§ JOB
Check each line below for the word "quality" and give the number of lines that have it, nothing more.

Saved entries
==*==

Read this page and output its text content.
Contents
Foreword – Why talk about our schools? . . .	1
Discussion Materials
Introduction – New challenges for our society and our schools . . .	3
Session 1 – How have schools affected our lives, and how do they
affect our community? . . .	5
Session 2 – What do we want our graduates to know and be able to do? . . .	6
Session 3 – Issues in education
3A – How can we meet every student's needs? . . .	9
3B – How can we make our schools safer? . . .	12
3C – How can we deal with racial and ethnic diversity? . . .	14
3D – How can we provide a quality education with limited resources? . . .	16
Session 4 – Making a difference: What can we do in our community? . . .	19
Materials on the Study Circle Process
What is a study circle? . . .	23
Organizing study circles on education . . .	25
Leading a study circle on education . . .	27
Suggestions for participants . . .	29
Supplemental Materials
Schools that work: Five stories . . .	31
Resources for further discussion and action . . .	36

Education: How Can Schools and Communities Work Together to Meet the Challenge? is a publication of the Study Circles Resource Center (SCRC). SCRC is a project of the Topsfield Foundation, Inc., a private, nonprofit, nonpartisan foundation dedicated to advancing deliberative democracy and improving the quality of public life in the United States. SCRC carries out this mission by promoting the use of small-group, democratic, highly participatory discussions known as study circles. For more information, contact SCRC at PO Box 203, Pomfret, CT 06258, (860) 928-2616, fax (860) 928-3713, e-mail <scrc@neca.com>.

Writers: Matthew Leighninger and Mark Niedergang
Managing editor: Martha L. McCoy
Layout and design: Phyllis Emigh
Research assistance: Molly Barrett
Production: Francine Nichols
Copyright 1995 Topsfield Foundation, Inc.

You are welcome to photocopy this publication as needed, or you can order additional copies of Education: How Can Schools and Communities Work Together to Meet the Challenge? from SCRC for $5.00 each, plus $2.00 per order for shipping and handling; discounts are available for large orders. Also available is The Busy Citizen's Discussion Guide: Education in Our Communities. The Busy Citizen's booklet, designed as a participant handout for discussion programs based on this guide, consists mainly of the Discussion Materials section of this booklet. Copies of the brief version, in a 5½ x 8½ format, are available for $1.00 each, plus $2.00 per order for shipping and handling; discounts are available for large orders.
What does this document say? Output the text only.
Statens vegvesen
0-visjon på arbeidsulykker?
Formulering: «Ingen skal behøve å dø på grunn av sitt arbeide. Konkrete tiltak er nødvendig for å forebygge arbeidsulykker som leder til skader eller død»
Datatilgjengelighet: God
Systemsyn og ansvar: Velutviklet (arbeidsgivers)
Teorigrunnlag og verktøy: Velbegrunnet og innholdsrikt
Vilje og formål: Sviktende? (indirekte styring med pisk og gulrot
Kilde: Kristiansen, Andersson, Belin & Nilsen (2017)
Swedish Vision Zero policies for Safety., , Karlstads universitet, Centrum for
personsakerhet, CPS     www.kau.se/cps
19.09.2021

==*==

§ EXERCISE ANSWER
2